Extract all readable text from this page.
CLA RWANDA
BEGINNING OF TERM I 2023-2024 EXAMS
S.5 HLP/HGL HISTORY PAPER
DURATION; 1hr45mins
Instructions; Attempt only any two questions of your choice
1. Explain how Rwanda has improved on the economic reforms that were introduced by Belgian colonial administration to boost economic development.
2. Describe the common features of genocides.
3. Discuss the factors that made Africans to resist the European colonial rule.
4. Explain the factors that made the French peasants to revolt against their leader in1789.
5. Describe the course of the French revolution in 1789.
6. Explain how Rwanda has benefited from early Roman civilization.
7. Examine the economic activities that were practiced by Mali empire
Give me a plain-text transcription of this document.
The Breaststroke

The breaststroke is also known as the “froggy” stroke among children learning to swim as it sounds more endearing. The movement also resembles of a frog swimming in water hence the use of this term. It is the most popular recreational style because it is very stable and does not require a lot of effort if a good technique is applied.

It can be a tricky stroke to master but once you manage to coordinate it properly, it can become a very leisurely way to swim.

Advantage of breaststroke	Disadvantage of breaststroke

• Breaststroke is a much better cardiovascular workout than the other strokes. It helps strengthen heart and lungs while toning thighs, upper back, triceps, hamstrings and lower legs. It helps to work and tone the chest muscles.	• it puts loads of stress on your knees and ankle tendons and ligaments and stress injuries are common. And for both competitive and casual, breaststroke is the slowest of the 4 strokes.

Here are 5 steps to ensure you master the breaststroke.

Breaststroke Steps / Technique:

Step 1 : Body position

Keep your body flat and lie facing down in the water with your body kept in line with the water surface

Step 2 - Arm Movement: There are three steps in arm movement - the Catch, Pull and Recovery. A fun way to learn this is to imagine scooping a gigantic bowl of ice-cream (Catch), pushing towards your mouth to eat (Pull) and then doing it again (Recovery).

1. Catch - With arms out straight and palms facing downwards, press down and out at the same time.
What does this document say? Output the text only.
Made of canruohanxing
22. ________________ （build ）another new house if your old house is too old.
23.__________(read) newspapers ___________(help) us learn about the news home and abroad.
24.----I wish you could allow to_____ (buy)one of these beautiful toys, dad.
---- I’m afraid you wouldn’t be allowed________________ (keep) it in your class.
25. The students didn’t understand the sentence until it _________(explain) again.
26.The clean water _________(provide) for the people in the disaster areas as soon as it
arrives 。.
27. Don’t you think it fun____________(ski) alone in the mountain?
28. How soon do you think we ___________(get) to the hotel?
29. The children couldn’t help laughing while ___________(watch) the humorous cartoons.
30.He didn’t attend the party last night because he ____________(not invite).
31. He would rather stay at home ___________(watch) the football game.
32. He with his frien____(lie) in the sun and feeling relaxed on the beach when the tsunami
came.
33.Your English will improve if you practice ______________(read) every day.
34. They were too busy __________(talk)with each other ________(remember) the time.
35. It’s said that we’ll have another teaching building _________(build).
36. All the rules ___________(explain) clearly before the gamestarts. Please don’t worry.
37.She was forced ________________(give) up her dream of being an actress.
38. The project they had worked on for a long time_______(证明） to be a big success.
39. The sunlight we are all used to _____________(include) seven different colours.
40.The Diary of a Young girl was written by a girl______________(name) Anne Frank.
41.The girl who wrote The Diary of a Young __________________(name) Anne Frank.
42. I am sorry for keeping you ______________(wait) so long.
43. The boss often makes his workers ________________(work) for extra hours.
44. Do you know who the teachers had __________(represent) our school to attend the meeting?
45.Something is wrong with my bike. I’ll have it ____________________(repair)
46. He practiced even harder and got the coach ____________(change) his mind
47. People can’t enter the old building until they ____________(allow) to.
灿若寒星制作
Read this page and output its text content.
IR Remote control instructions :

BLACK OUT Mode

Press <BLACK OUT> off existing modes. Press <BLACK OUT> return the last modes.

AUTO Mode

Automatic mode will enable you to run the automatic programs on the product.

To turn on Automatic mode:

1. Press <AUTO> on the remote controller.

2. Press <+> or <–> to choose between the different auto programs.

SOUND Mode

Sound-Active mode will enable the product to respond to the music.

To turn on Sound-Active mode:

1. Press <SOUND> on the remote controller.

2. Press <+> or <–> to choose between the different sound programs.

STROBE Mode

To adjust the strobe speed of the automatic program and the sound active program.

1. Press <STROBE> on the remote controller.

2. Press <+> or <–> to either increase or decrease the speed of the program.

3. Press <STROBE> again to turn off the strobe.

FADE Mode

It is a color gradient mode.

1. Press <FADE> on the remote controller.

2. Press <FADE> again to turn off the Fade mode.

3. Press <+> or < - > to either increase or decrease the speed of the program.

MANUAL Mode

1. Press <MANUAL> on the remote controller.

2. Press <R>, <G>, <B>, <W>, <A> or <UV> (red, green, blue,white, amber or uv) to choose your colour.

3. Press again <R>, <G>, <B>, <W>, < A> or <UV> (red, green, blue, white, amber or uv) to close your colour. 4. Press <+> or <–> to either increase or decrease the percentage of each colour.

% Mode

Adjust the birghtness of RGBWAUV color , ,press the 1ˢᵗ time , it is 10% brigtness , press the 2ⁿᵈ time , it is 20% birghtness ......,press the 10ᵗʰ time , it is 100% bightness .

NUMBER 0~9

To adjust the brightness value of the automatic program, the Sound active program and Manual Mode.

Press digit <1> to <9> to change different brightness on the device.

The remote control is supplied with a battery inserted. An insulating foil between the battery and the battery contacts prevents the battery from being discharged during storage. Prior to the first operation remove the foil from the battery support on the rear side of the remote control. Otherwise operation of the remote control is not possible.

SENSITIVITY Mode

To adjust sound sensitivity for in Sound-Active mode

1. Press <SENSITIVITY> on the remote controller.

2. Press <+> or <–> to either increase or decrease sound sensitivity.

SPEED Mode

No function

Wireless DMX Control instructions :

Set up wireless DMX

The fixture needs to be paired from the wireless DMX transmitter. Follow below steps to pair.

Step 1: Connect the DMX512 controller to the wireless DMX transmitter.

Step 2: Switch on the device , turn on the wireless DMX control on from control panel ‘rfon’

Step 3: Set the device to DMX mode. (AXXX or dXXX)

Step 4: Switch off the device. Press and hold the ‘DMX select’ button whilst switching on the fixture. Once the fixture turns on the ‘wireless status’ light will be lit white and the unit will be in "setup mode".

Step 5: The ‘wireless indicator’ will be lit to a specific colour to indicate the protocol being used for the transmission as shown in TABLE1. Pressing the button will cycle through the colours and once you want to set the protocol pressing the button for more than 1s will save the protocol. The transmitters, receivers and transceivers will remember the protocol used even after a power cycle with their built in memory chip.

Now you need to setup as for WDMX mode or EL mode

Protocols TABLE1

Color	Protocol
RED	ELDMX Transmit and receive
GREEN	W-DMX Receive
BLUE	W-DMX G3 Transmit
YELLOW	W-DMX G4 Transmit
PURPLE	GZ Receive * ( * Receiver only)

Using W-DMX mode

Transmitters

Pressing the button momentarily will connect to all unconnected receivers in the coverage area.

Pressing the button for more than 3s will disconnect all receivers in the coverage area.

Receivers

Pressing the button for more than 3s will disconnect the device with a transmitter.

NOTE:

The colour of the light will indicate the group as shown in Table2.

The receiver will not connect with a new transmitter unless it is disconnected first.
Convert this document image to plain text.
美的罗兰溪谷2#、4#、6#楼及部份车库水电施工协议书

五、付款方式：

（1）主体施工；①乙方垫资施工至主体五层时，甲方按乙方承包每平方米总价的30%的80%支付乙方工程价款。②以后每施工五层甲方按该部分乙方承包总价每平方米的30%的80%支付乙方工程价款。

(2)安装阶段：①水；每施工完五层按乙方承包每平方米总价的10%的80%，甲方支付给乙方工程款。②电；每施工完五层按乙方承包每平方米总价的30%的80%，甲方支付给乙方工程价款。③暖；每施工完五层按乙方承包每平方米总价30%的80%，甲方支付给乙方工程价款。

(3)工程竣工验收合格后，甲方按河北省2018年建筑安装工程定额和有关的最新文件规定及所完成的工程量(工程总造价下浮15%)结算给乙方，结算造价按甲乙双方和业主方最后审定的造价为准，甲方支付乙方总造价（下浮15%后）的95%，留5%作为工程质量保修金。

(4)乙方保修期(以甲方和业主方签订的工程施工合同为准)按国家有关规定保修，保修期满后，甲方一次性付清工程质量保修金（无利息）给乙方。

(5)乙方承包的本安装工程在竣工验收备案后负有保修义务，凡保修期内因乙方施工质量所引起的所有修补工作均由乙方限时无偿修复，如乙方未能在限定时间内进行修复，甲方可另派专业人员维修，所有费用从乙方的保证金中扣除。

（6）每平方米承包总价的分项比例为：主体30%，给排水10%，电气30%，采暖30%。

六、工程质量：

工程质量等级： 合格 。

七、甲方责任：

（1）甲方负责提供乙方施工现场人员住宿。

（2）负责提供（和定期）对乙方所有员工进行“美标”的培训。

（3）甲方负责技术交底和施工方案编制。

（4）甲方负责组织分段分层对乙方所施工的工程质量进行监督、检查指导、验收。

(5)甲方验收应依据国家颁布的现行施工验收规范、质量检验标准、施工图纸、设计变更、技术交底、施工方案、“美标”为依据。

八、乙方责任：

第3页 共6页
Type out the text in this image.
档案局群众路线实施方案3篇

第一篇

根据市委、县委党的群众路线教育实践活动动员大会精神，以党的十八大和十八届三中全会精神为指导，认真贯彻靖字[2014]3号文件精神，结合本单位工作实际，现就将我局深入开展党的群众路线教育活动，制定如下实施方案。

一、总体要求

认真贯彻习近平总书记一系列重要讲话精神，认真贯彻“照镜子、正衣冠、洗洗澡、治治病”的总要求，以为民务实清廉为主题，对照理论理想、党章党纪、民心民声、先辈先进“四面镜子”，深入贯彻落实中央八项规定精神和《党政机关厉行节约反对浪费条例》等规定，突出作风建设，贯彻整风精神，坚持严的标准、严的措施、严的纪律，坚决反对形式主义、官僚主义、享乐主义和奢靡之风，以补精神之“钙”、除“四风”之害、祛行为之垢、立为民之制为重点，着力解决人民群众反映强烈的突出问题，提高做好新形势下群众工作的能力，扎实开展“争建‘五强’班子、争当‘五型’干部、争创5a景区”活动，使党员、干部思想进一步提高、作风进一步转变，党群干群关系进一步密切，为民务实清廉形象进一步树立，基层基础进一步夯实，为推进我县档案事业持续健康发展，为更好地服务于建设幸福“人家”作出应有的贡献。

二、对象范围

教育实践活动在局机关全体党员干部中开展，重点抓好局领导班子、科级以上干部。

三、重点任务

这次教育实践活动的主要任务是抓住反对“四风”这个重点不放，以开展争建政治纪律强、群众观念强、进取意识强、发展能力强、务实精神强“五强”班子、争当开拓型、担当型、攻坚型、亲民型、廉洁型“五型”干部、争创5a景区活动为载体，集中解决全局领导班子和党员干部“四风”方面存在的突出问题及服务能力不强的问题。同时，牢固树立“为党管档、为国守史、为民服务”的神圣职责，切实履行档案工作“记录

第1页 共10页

Description of the task> Find how many lines in the records contain the string "Young", then give the number alone.

Solved exercise> 2